▸ Instruction
A single number is the answer here: how many lines of the entries contain "Kathy"?

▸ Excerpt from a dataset
::::

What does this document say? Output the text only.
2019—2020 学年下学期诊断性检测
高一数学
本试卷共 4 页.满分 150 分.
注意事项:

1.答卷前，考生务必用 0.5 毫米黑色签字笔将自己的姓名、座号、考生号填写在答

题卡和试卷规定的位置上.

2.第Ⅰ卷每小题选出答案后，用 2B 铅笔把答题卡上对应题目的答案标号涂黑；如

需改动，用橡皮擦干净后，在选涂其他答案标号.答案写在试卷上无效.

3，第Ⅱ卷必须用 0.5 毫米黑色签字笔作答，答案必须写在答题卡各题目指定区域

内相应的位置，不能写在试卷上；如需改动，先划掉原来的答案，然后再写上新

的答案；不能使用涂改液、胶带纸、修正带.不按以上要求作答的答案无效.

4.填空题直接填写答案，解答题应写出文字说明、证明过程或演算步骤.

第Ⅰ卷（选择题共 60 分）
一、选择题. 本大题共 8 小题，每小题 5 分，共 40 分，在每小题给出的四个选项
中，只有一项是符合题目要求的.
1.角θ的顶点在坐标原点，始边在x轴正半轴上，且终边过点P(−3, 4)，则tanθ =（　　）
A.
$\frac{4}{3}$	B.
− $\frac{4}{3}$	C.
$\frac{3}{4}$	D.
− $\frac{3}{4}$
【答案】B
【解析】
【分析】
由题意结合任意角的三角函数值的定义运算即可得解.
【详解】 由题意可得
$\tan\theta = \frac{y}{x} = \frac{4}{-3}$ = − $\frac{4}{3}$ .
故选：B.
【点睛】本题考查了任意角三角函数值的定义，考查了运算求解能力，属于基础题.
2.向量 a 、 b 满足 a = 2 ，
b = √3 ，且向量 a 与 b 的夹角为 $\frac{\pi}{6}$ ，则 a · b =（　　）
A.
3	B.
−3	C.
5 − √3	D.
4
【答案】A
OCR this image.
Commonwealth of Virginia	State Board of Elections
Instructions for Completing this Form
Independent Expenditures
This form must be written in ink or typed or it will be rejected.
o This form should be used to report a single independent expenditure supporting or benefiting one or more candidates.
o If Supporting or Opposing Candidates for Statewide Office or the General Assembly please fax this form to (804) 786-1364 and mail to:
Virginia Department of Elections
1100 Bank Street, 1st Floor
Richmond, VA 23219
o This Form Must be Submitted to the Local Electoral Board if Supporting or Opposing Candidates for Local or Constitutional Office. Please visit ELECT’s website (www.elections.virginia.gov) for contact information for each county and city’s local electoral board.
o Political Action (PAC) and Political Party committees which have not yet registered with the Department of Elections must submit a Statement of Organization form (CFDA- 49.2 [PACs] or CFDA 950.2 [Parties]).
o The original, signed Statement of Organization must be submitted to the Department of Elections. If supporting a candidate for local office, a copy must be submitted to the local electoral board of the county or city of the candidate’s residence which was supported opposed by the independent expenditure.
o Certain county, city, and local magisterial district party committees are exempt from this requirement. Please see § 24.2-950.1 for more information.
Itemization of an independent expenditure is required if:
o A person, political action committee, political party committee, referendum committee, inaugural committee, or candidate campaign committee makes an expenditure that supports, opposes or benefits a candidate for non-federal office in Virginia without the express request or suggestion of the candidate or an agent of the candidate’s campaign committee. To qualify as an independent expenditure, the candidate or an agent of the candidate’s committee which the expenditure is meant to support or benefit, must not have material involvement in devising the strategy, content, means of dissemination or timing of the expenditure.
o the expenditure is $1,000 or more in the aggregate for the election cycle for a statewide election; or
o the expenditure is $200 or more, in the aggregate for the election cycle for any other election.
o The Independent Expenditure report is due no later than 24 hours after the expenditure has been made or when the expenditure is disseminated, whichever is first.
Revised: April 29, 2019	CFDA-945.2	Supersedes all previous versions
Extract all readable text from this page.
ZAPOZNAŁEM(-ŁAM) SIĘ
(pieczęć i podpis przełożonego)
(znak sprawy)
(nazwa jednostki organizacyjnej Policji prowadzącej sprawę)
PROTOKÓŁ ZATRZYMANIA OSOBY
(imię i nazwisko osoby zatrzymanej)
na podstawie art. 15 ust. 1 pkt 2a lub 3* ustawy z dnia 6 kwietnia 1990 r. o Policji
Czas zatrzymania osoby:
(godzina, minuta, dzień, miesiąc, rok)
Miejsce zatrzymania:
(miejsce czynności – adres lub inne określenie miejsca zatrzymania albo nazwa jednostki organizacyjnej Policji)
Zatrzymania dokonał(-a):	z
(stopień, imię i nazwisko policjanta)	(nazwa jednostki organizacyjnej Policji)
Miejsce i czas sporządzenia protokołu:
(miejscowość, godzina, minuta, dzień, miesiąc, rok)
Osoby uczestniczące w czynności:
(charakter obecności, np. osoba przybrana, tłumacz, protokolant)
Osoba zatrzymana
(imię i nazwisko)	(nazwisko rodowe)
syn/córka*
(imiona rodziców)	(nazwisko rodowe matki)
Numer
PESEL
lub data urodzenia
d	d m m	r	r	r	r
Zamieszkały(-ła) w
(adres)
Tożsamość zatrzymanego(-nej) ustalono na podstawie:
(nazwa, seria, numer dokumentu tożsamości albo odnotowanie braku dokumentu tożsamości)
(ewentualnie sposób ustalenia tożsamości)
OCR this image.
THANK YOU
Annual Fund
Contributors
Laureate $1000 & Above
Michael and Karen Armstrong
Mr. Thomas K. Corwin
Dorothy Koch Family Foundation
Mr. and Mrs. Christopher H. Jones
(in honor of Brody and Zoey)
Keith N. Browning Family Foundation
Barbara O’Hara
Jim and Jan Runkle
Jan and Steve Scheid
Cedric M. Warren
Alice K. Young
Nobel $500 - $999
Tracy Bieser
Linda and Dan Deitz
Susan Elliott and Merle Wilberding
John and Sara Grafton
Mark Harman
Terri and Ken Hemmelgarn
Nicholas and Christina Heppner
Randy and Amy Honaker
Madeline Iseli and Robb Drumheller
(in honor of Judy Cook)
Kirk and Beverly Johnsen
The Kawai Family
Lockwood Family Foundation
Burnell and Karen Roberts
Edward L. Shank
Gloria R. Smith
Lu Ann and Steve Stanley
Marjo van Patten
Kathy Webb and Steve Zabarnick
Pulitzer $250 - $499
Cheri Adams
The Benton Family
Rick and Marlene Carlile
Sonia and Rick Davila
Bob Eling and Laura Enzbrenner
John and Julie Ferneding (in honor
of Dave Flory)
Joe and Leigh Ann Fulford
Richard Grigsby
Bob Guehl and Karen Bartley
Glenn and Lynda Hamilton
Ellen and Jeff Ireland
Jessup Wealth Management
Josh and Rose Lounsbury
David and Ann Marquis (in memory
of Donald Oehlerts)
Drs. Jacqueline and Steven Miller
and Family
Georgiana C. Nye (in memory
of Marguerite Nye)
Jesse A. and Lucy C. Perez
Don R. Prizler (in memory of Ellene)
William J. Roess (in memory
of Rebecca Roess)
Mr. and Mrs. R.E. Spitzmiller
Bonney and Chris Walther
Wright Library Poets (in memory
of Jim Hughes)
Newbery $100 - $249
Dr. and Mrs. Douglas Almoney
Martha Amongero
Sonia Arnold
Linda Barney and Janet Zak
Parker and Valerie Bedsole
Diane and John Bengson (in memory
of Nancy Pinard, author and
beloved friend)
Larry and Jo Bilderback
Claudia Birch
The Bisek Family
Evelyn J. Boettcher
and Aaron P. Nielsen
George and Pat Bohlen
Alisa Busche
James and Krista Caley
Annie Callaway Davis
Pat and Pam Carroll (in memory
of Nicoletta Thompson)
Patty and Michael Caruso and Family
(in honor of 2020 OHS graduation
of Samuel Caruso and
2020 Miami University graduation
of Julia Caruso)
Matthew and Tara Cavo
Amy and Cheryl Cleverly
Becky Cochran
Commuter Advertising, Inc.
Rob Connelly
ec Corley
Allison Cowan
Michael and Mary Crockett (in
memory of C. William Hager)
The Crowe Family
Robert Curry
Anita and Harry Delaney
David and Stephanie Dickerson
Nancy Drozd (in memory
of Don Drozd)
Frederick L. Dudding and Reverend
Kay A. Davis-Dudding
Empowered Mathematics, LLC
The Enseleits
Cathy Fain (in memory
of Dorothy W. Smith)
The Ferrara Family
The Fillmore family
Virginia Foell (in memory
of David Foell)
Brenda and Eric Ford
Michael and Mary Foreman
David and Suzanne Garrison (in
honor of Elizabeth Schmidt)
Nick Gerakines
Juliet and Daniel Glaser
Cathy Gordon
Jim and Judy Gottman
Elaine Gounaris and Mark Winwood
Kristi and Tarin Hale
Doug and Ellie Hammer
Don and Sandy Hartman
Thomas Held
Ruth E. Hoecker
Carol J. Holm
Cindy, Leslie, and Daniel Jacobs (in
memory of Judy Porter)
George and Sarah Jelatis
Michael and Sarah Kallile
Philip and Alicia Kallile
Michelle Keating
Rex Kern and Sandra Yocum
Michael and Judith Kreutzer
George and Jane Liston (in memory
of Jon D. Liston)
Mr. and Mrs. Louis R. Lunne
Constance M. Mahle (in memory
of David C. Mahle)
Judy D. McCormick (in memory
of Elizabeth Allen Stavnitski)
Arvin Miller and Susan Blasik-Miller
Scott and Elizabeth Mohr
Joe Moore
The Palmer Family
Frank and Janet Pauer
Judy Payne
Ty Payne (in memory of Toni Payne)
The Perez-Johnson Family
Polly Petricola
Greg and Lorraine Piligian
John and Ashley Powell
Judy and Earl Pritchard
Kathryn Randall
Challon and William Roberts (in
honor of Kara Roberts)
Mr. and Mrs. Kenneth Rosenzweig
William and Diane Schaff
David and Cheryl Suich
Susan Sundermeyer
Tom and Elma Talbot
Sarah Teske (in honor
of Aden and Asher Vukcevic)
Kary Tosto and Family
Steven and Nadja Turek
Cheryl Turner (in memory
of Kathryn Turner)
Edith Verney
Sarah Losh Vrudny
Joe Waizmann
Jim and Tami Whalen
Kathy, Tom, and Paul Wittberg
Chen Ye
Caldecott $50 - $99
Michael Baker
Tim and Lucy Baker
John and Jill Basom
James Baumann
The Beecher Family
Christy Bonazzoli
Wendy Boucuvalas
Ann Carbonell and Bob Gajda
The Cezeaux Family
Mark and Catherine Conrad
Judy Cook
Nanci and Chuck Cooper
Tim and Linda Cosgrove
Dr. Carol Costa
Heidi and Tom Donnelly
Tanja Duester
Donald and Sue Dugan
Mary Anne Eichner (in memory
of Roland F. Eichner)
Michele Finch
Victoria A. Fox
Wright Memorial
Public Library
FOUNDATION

::::

▸ Result for this exercise
2